[PROBLEM DESCRIPTION] Extract the full set of records that follows, word for word.

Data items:
● ● ● ● ● ● ●

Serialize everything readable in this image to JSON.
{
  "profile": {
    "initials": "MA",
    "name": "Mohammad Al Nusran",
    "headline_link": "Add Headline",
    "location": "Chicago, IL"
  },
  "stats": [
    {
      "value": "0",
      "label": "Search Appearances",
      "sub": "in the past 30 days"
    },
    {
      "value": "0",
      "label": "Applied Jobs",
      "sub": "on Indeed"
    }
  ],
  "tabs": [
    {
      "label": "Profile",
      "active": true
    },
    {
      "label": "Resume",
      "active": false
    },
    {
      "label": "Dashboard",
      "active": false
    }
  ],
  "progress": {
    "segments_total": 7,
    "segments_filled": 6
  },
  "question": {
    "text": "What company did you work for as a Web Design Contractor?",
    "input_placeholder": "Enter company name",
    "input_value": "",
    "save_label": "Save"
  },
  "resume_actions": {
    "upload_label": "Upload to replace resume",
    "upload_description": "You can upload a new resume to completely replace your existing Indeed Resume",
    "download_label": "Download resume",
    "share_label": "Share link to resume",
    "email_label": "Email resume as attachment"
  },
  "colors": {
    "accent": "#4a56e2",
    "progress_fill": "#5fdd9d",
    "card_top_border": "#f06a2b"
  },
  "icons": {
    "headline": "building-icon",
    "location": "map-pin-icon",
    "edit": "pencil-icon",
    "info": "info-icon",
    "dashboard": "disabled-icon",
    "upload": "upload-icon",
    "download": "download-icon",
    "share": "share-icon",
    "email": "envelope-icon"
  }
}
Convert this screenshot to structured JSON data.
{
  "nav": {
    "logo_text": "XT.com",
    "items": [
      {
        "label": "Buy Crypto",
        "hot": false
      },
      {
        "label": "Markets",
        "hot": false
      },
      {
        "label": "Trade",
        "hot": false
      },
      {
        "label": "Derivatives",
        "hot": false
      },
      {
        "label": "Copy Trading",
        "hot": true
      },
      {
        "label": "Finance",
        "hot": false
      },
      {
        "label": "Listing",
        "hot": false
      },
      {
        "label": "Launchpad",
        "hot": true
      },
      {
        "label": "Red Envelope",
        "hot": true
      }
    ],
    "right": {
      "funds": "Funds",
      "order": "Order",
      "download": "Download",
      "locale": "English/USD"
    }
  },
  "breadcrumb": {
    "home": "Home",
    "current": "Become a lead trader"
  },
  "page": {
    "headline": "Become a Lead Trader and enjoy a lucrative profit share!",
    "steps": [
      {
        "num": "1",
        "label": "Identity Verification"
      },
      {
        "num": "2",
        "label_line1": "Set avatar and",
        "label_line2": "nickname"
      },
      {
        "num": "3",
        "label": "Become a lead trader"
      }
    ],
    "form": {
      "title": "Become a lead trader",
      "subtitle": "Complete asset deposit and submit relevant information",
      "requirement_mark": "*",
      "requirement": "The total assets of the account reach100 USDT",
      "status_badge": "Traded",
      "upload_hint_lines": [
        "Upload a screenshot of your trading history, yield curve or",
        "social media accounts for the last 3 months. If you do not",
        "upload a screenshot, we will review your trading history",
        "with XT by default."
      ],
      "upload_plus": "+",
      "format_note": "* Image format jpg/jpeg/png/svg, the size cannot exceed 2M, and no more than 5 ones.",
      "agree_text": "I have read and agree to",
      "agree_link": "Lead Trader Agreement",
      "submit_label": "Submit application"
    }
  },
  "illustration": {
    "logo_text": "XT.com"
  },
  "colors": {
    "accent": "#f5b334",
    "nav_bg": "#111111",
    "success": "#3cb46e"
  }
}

● ● ● ● ● ● ●

[RESULT OF THIS TASK]
Serialize everything readable in this image to JSON.
{
  "profile": {
    "initials": "MA",
    "name": "Mohammad Al Nusran",
    "headline_link": "Add Headline",
    "location": "Chicago, IL"
  },
  "stats": [
    {
      "value": "0",
      "label": "Search Appearances",
      "sub": "in the past 30 days"
    },
    {
      "value": "0",
      "label": "Applied Jobs",
      "sub": "on Indeed"
    }
  ],
  "tabs": [
    {
      "label": "Profile",
      "active": true
    },
    {
      "label": "Resume",
      "active": false
    },
    {
      "label": "Dashboard",
      "active": false
    }
  ],
  "progress": {
    "segments_total": 7,
    "segments_filled": 6
  },
  "question": {
    "text": "What company did you work for as a Web Design Contractor?",
    "input_placeholder": "Enter company name",
    "input_value": "",
    "save_label": "Save"
  },
  "resume_actions": {
    "upload_label": "Upload to replace resume",
    "upload_description": "You can upload a new resume to completely replace your existing Indeed Resume",
    "download_label": "Download resume",
    "share_label": "Share link to resume",
    "email_label": "Email resume as attachment"
  },
  "colors": {
    "accent": "#4a56e2",
    "progress_fill": "#5fdd9d",
    "card_top_border": "#f06a2b"
  },
  "icons": {
    "headline": "building-icon",
    "location": "map-pin-icon",
    "edit": "pencil-icon",
    "info": "info-icon",
    "dashboard": "disabled-icon",
    "upload": "upload-icon",
    "download": "download-icon",
    "share": "share-icon",
    "email": "envelope-icon"
  }
}
Convert this screenshot to structured JSON data.
{
  "nav": {
    "logo_text": "XT.com",
    "items": [
      {
        "label": "Buy Crypto",
        "hot": false
      },
      {
        "label": "Markets",
        "hot": false
      },
      {
        "label": "Trade",
        "hot": false
      },
      {
        "label": "Derivatives",
        "hot": false
      },
      {
        "label": "Copy Trading",
        "hot": true
      },
      {
        "label": "Finance",
        "hot": false
      },
      {
        "label": "Listing",
        "hot": false
      },
      {
        "label": "Launchpad",
        "hot": true
      },
      {
        "label": "Red Envelope",
        "hot": true
      }
    ],
    "right": {
      "funds": "Funds",
      "order": "Order",
      "download": "Download",
      "locale": "English/USD"
    }
  },
  "breadcrumb": {
    "home": "Home",
    "current": "Become a lead trader"
  },
  "page": {
    "headline": "Become a Lead Trader and enjoy a lucrative profit share!",
    "steps": [
      {
        "num": "1",
        "label": "Identity Verification"
      },
      {
        "num": "2",
        "label_line1": "Set avatar and",
        "label_line2": "nickname"
      },
      {
        "num": "3",
        "label": "Become a lead trader"
      }
    ],
    "form": {
      "title": "Become a lead trader",
      "subtitle": "Complete asset deposit and submit relevant information",
      "requirement_mark": "*",
      "requirement": "The total assets of the account reach100 USDT",
      "status_badge": "Traded",
      "upload_hint_lines": [
        "Upload a screenshot of your trading history, yield curve or",
        "social media accounts for the last 3 months. If you do not",
        "upload a screenshot, we will review your trading history",
        "with XT by default."
      ],
      "upload_plus": "+",
      "format_note": "* Image format jpg/jpeg/png/svg, the size cannot exceed 2M, and no more than 5 ones.",
      "agree_text": "I have read and agree to",
      "agree_link": "Lead Trader Agreement",
      "submit_label": "Submit application"
    }
  },
  "illustration": {
    "logo_text": "XT.com"
  },
  "colors": {
    "accent": "#f5b334",
    "nav_bg": "#111111",
    "success": "#3cb46e"
  }
}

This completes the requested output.